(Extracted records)
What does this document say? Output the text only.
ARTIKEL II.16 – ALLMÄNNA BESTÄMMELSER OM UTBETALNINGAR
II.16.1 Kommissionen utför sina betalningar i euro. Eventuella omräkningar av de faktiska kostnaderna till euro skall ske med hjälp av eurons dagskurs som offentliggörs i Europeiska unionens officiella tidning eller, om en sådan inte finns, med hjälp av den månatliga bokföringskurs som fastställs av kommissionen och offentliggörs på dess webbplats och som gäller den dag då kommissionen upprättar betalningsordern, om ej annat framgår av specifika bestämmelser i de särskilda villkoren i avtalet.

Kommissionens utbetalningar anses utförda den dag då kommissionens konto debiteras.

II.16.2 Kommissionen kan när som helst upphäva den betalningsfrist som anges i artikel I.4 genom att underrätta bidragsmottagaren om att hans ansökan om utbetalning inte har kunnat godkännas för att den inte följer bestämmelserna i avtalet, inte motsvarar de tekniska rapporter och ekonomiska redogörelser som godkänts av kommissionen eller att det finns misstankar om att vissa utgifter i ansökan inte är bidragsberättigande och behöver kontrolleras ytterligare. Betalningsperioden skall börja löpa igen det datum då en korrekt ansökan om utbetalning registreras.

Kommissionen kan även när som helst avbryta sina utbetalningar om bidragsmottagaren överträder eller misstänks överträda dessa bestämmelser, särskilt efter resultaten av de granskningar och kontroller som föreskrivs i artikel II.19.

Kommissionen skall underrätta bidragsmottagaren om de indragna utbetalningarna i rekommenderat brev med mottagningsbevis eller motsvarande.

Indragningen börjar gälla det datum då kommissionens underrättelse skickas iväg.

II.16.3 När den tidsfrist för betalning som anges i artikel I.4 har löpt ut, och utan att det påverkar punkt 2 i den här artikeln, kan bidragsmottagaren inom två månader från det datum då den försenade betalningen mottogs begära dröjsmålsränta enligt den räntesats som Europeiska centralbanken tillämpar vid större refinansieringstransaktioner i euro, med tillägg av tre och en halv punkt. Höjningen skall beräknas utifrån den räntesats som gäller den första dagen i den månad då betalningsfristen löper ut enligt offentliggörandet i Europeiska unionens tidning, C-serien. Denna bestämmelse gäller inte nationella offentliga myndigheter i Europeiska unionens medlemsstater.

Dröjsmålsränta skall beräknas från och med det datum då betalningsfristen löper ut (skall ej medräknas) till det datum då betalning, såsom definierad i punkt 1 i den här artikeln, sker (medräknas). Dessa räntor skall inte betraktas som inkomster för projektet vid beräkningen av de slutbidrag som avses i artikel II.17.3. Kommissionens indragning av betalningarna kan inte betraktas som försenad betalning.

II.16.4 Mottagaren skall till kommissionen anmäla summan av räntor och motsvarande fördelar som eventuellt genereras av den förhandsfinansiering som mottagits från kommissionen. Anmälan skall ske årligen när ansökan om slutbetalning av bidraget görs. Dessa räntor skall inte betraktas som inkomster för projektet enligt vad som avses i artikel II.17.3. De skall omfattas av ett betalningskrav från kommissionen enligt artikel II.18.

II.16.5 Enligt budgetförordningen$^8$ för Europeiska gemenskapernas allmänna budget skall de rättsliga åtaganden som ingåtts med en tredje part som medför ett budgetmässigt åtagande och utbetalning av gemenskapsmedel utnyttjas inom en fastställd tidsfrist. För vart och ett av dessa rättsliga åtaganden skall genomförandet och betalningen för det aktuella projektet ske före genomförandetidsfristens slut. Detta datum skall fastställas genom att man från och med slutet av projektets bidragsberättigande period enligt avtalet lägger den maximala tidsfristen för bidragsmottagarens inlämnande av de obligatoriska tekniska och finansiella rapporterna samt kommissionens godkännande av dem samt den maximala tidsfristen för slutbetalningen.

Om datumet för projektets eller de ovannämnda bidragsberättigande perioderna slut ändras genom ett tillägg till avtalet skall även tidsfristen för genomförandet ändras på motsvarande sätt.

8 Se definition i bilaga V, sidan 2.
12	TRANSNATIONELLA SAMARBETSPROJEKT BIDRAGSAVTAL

**TASK BRIEF**
Each record is to be reproduced exactly as it appears.

**WRITTEN RESPONSE**
What does this document say? Output the text only.
ARTIKEL II.16 – ALLMÄNNA BESTÄMMELSER OM UTBETALNINGAR
II.16.1 Kommissionen utför sina betalningar i euro. Eventuella omräkningar av de faktiska kostnaderna till euro skall ske med hjälp av eurons dagskurs som offentliggörs i Europeiska unionens officiella tidning eller, om en sådan inte finns, med hjälp av den månatliga bokföringskurs som fastställs av kommissionen och offentliggörs på dess webbplats och som gäller den dag då kommissionen upprättar betalningsordern, om ej annat framgår av specifika bestämmelser i de särskilda villkoren i avtalet.

Kommissionens utbetalningar anses utförda den dag då kommissionens konto debiteras.

II.16.2 Kommissionen kan när som helst upphäva den betalningsfrist som anges i artikel I.4 genom att underrätta bidragsmottagaren om att hans ansökan om utbetalning inte har kunnat godkännas för att den inte följer bestämmelserna i avtalet, inte motsvarar de tekniska rapporter och ekonomiska redogörelser som godkänts av kommissionen eller att det finns misstankar om att vissa utgifter i ansökan inte är bidragsberättigande och behöver kontrolleras ytterligare. Betalningsperioden skall börja löpa igen det datum då en korrekt ansökan om utbetalning registreras.

Kommissionen kan även när som helst avbryta sina utbetalningar om bidragsmottagaren överträder eller misstänks överträda dessa bestämmelser, särskilt efter resultaten av de granskningar och kontroller som föreskrivs i artikel II.19.

Kommissionen skall underrätta bidragsmottagaren om de indragna utbetalningarna i rekommenderat brev med mottagningsbevis eller motsvarande.

Indragningen börjar gälla det datum då kommissionens underrättelse skickas iväg.

II.16.3 När den tidsfrist för betalning som anges i artikel I.4 har löpt ut, och utan att det påverkar punkt 2 i den här artikeln, kan bidragsmottagaren inom två månader från det datum då den försenade betalningen mottogs begära dröjsmålsränta enligt den räntesats som Europeiska centralbanken tillämpar vid större refinansieringstransaktioner i euro, med tillägg av tre och en halv punkt. Höjningen skall beräknas utifrån den räntesats som gäller den första dagen i den månad då betalningsfristen löper ut enligt offentliggörandet i Europeiska unionens tidning, C-serien. Denna bestämmelse gäller inte nationella offentliga myndigheter i Europeiska unionens medlemsstater.

Dröjsmålsränta skall beräknas från och med det datum då betalningsfristen löper ut (skall ej medräknas) till det datum då betalning, såsom definierad i punkt 1 i den här artikeln, sker (medräknas). Dessa räntor skall inte betraktas som inkomster för projektet vid beräkningen av de slutbidrag som avses i artikel II.17.3. Kommissionens indragning av betalningarna kan inte betraktas som försenad betalning.

II.16.4 Mottagaren skall till kommissionen anmäla summan av räntor och motsvarande fördelar som eventuellt genereras av den förhandsfinansiering som mottagits från kommissionen. Anmälan skall ske årligen när ansökan om slutbetalning av bidraget görs. Dessa räntor skall inte betraktas som inkomster för projektet enligt vad som avses i artikel II.17.3. De skall omfattas av ett betalningskrav från kommissionen enligt artikel II.18.

II.16.5 Enligt budgetförordningen$^8$ för Europeiska gemenskapernas allmänna budget skall de rättsliga åtaganden som ingåtts med en tredje part som medför ett budgetmässigt åtagande och utbetalning av gemenskapsmedel utnyttjas inom en fastställd tidsfrist. För vart och ett av dessa rättsliga åtaganden skall genomförandet och betalningen för det aktuella projektet ske före genomförandetidsfristens slut. Detta datum skall fastställas genom att man från och med slutet av projektets bidragsberättigande period enligt avtalet lägger den maximala tidsfristen för bidragsmottagarens inlämnande av de obligatoriska tekniska och finansiella rapporterna samt kommissionens godkännande av dem samt den maximala tidsfristen för slutbetalningen.

Om datumet för projektets eller de ovannämnda bidragsberättigande perioderna slut ändras genom ett tillägg till avtalet skall även tidsfristen för genomförandet ändras på motsvarande sätt.

8 Se definition i bilaga V, sidan 2.
12	TRANSNATIONELLA SAMARBETSPROJEKT BIDRAGSAVTAL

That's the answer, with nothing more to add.